Keep only those lines of the records that include the string "this".

DATA SUPPLIED:
════════════════════
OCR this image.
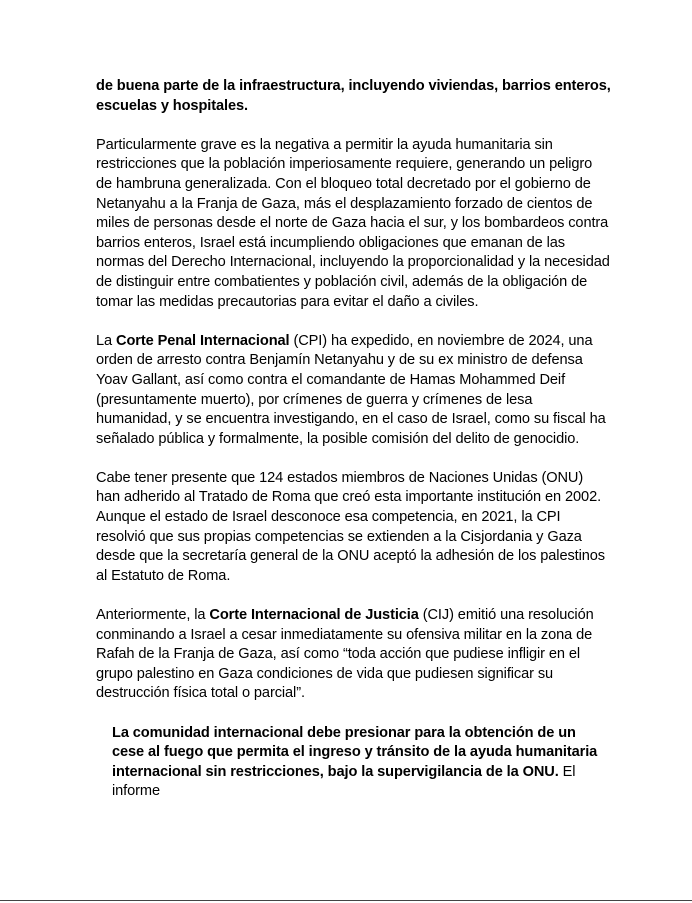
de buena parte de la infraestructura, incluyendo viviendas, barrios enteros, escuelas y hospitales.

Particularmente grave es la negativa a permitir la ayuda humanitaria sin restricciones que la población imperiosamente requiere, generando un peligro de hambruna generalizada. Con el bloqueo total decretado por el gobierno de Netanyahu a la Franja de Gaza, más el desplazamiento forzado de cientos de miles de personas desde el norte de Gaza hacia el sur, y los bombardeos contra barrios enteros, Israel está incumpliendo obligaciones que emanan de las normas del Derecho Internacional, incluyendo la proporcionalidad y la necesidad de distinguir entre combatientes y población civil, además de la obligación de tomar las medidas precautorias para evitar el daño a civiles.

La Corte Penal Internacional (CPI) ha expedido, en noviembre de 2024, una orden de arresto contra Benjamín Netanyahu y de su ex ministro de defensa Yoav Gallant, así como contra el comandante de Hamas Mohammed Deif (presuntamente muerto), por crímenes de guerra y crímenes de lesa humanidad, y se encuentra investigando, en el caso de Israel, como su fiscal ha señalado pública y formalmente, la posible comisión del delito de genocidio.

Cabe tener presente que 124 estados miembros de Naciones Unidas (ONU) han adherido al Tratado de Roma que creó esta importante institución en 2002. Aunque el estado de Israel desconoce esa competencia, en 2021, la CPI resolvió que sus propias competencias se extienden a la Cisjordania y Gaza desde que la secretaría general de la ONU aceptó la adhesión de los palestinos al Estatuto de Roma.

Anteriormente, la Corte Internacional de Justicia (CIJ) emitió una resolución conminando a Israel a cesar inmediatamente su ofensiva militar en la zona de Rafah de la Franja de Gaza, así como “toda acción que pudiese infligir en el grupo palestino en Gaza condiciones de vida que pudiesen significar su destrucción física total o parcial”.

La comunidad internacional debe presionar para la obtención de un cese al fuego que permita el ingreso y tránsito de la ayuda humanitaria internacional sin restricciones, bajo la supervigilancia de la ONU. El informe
════════════════════
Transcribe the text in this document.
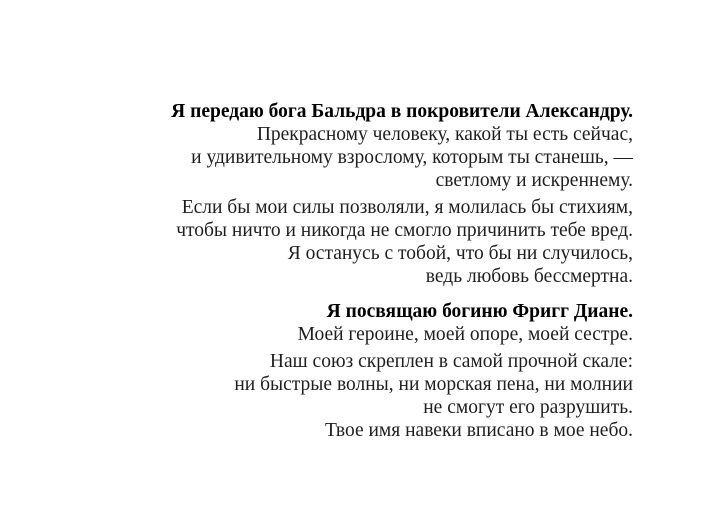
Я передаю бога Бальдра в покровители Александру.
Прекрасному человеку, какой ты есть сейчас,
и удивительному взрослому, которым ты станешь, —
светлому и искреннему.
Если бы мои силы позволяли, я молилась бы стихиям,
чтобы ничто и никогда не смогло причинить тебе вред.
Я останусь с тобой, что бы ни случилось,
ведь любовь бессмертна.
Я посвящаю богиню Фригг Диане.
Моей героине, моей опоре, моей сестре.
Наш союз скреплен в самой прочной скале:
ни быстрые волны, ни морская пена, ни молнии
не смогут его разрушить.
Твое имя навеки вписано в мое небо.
════════════════════
EXPECTED ANSWER:
OCR this image.
Transcribe the text in this document.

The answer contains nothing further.